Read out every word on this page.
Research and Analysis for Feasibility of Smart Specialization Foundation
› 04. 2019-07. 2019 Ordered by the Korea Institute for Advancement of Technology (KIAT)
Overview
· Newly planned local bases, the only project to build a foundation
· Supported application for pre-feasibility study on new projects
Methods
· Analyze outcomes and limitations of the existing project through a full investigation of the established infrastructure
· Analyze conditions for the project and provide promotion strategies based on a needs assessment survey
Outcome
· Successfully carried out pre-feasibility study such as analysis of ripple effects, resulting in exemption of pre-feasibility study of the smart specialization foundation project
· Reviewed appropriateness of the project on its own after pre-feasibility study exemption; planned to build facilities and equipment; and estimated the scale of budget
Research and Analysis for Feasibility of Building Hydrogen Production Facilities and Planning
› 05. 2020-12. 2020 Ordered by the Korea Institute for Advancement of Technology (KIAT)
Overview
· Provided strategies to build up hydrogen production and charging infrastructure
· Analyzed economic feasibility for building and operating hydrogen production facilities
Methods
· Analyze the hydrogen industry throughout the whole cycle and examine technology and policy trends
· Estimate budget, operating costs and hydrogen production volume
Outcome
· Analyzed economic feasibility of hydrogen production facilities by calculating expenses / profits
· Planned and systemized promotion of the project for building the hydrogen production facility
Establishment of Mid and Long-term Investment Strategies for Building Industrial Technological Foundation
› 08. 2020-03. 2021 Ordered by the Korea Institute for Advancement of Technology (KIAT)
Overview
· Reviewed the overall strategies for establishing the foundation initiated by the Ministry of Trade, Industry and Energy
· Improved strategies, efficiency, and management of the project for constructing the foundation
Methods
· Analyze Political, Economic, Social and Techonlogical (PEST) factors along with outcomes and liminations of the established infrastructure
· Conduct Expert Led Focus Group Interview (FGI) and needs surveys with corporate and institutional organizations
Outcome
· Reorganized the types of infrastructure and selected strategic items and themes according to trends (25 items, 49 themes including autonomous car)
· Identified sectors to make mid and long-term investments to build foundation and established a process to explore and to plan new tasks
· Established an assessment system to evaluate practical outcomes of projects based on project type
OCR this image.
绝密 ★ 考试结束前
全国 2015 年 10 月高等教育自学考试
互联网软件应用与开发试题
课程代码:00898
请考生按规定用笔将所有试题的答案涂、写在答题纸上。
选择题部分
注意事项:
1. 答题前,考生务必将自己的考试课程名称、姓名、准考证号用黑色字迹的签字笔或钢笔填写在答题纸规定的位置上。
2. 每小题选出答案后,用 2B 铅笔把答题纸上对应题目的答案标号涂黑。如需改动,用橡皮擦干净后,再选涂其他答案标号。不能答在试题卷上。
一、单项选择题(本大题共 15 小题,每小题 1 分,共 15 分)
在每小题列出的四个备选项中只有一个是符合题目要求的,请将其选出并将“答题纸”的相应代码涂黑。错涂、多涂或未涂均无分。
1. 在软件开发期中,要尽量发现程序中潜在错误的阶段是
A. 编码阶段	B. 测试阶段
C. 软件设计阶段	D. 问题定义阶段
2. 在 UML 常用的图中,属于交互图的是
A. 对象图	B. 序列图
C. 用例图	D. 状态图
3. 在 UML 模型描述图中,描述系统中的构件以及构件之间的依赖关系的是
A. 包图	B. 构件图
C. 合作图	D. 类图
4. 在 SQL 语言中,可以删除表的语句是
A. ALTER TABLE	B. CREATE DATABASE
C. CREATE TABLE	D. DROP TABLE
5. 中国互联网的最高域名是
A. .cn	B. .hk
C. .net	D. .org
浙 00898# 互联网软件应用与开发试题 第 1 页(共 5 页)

***

> **PROBLEM DESCRIPTION**
Gather each line of the listing containing the word "互联网软件应用与开发试题" and show it.

> **FULL OUTPUT**
互联网软件应用与开发试题
浙 00898# 互联网软件应用与开发试题 第 1 页(共 5 页)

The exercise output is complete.